Task data –

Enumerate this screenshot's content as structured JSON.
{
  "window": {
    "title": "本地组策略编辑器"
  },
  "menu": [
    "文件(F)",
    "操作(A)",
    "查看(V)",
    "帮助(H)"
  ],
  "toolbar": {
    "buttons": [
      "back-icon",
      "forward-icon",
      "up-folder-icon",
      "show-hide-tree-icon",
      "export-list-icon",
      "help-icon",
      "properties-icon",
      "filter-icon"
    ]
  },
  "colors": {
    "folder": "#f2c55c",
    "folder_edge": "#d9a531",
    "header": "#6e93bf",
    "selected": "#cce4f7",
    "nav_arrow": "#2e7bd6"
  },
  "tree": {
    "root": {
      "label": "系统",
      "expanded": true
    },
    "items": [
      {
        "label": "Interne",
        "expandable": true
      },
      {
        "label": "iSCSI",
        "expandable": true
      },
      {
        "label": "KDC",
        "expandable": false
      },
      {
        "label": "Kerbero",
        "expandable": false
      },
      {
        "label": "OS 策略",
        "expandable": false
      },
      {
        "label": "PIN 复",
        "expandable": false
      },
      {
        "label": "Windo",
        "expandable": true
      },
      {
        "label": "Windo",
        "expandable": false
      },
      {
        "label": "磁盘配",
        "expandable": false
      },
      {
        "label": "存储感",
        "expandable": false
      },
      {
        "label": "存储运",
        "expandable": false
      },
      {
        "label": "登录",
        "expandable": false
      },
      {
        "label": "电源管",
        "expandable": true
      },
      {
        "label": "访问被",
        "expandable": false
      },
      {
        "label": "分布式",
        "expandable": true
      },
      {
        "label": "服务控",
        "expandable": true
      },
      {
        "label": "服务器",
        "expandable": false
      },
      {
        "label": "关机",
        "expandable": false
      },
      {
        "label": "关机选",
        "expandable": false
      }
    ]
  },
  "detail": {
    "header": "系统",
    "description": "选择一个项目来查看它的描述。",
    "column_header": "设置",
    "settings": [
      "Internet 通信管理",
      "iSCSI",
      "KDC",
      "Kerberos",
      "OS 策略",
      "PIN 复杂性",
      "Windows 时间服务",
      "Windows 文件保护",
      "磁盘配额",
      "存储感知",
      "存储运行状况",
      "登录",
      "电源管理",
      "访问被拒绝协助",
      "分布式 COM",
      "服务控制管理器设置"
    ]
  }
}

Exercise details – Output all of the data above without any alteration.

Task output –
Enumerate this screenshot's content as structured JSON.
{
  "window": {
    "title": "本地组策略编辑器"
  },
  "menu": [
    "文件(F)",
    "操作(A)",
    "查看(V)",
    "帮助(H)"
  ],
  "toolbar": {
    "buttons": [
      "back-icon",
      "forward-icon",
      "up-folder-icon",
      "show-hide-tree-icon",
      "export-list-icon",
      "help-icon",
      "properties-icon",
      "filter-icon"
    ]
  },
  "colors": {
    "folder": "#f2c55c",
    "folder_edge": "#d9a531",
    "header": "#6e93bf",
    "selected": "#cce4f7",
    "nav_arrow": "#2e7bd6"
  },
  "tree": {
    "root": {
      "label": "系统",
      "expanded": true
    },
    "items": [
      {
        "label": "Interne",
        "expandable": true
      },
      {
        "label": "iSCSI",
        "expandable": true
      },
      {
        "label": "KDC",
        "expandable": false
      },
      {
        "label": "Kerbero",
        "expandable": false
      },
      {
        "label": "OS 策略",
        "expandable": false
      },
      {
        "label": "PIN 复",
        "expandable": false
      },
      {
        "label": "Windo",
        "expandable": true
      },
      {
        "label": "Windo",
        "expandable": false
      },
      {
        "label": "磁盘配",
        "expandable": false
      },
      {
        "label": "存储感",
        "expandable": false
      },
      {
        "label": "存储运",
        "expandable": false
      },
      {
        "label": "登录",
        "expandable": false
      },
      {
        "label": "电源管",
        "expandable": true
      },
      {
        "label": "访问被",
        "expandable": false
      },
      {
        "label": "分布式",
        "expandable": true
      },
      {
        "label": "服务控",
        "expandable": true
      },
      {
        "label": "服务器",
        "expandable": false
      },
      {
        "label": "关机",
        "expandable": false
      },
      {
        "label": "关机选",
        "expandable": false
      }
    ]
  },
  "detail": {
    "header": "系统",
    "description": "选择一个项目来查看它的描述。",
    "column_header": "设置",
    "settings": [
      "Internet 通信管理",
      "iSCSI",
      "KDC",
      "Kerberos",
      "OS 策略",
      "PIN 复杂性",
      "Windows 时间服务",
      "Windows 文件保护",
      "磁盘配额",
      "存储感知",
      "存储运行状况",
      "登录",
      "电源管理",
      "访问被拒绝协助",
      "分布式 COM",
      "服务控制管理器设置"
    ]
  }
}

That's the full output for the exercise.